# Request:
Write out the full set of records below exactly.

# Given data start

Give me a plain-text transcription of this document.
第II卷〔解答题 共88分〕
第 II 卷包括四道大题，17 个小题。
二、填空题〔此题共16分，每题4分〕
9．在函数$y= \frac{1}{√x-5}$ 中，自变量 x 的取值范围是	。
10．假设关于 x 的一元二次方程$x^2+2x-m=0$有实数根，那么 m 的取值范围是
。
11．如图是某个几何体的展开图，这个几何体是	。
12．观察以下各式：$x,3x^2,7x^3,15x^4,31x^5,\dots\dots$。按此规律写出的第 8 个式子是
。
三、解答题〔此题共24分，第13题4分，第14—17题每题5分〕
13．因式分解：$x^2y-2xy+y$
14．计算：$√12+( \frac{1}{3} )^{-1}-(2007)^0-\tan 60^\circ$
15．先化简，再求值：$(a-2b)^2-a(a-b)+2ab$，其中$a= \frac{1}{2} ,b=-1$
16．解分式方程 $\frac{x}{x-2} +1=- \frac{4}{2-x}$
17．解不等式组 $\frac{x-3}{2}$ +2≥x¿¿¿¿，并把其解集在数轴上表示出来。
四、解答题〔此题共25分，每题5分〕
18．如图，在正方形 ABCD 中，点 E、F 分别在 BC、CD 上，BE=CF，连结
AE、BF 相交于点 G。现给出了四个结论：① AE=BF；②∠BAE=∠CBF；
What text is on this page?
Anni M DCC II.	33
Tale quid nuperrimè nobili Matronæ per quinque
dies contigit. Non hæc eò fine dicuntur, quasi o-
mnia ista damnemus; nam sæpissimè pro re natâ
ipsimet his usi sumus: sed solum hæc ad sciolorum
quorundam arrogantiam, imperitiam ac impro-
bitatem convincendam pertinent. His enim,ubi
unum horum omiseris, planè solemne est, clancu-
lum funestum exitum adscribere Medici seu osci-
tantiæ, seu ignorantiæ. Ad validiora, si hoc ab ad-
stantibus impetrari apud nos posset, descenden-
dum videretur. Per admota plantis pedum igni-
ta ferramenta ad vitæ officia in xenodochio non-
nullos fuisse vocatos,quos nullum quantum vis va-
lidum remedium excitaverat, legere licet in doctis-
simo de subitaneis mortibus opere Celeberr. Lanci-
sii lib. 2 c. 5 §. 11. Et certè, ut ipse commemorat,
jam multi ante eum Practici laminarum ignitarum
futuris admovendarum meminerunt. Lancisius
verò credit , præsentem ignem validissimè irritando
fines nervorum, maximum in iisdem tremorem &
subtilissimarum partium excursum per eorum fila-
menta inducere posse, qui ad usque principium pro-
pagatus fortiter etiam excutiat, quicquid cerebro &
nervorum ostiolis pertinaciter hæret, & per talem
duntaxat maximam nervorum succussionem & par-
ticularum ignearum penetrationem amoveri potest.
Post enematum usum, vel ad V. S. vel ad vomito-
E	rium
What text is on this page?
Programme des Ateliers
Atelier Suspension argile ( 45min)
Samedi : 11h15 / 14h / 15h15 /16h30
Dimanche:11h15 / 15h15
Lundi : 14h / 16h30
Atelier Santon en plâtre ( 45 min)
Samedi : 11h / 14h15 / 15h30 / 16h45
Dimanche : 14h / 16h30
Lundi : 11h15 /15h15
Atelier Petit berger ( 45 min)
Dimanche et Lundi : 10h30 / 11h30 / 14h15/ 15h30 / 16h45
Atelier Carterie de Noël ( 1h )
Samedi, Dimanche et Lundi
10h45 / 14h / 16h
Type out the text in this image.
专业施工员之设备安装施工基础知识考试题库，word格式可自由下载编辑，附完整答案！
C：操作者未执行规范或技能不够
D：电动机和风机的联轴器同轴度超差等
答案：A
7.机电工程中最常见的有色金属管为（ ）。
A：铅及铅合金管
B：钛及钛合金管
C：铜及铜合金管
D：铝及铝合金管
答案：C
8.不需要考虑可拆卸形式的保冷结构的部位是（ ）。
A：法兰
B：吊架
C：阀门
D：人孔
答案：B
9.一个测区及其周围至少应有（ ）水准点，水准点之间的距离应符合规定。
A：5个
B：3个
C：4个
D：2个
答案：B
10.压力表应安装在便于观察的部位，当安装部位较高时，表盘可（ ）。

# Given data end

# Answer to this exercise:
Give me a plain-text transcription of this document.
第II卷〔解答题 共88分〕
第 II 卷包括四道大题，17 个小题。
二、填空题〔此题共16分，每题4分〕
9．在函数$y= \frac{1}{√x-5}$ 中，自变量 x 的取值范围是	。
10．假设关于 x 的一元二次方程$x^2+2x-m=0$有实数根，那么 m 的取值范围是
。
11．如图是某个几何体的展开图，这个几何体是	。
12．观察以下各式：$x,3x^2,7x^3,15x^4,31x^5,\dots\dots$。按此规律写出的第 8 个式子是
。
三、解答题〔此题共24分，第13题4分，第14—17题每题5分〕
13．因式分解：$x^2y-2xy+y$
14．计算：$√12+( \frac{1}{3} )^{-1}-(2007)^0-\tan 60^\circ$
15．先化简，再求值：$(a-2b)^2-a(a-b)+2ab$，其中$a= \frac{1}{2} ,b=-1$
16．解分式方程 $\frac{x}{x-2} +1=- \frac{4}{2-x}$
17．解不等式组 $\frac{x-3}{2}$ +2≥x¿¿¿¿，并把其解集在数轴上表示出来。
四、解答题〔此题共25分，每题5分〕
18．如图，在正方形 ABCD 中，点 E、F 分别在 BC、CD 上，BE=CF，连结
AE、BF 相交于点 G。现给出了四个结论：① AE=BF；②∠BAE=∠CBF；
What text is on this page?
Anni M DCC II.	33
Tale quid nuperrimè nobili Matronæ per quinque
dies contigit. Non hæc eò fine dicuntur, quasi o-
mnia ista damnemus; nam sæpissimè pro re natâ
ipsimet his usi sumus: sed solum hæc ad sciolorum
quorundam arrogantiam, imperitiam ac impro-
bitatem convincendam pertinent. His enim,ubi
unum horum omiseris, planè solemne est, clancu-
lum funestum exitum adscribere Medici seu osci-
tantiæ, seu ignorantiæ. Ad validiora, si hoc ab ad-
stantibus impetrari apud nos posset, descenden-
dum videretur. Per admota plantis pedum igni-
ta ferramenta ad vitæ officia in xenodochio non-
nullos fuisse vocatos,quos nullum quantum vis va-
lidum remedium excitaverat, legere licet in doctis-
simo de subitaneis mortibus opere Celeberr. Lanci-
sii lib. 2 c. 5 §. 11. Et certè, ut ipse commemorat,
jam multi ante eum Practici laminarum ignitarum
futuris admovendarum meminerunt. Lancisius
verò credit , præsentem ignem validissimè irritando
fines nervorum, maximum in iisdem tremorem &
subtilissimarum partium excursum per eorum fila-
menta inducere posse, qui ad usque principium pro-
pagatus fortiter etiam excutiat, quicquid cerebro &
nervorum ostiolis pertinaciter hæret, & per talem
duntaxat maximam nervorum succussionem & par-
ticularum ignearum penetrationem amoveri potest.
Post enematum usum, vel ad V. S. vel ad vomito-
E	rium
What text is on this page?
Programme des Ateliers
Atelier Suspension argile ( 45min)
Samedi : 11h15 / 14h / 15h15 /16h30
Dimanche:11h15 / 15h15
Lundi : 14h / 16h30
Atelier Santon en plâtre ( 45 min)
Samedi : 11h / 14h15 / 15h30 / 16h45
Dimanche : 14h / 16h30
Lundi : 11h15 /15h15
Atelier Petit berger ( 45 min)
Dimanche et Lundi : 10h30 / 11h30 / 14h15/ 15h30 / 16h45
Atelier Carterie de Noël ( 1h )
Samedi, Dimanche et Lundi
10h45 / 14h / 16h
Type out the text in this image.
专业施工员之设备安装施工基础知识考试题库，word格式可自由下载编辑，附完整答案！
C：操作者未执行规范或技能不够
D：电动机和风机的联轴器同轴度超差等
答案：A
7.机电工程中最常见的有色金属管为（ ）。
A：铅及铅合金管
B：钛及钛合金管
C：铜及铜合金管
D：铝及铝合金管
答案：C
8.不需要考虑可拆卸形式的保冷结构的部位是（ ）。
A：法兰
B：吊架
C：阀门
D：人孔
答案：B
9.一个测区及其周围至少应有（ ）水准点，水准点之间的距离应符合规定。
A：5个
B：3个
C：4个
D：2个
答案：B
10.压力表应安装在便于观察的部位，当安装部位较高时，表盘可（ ）。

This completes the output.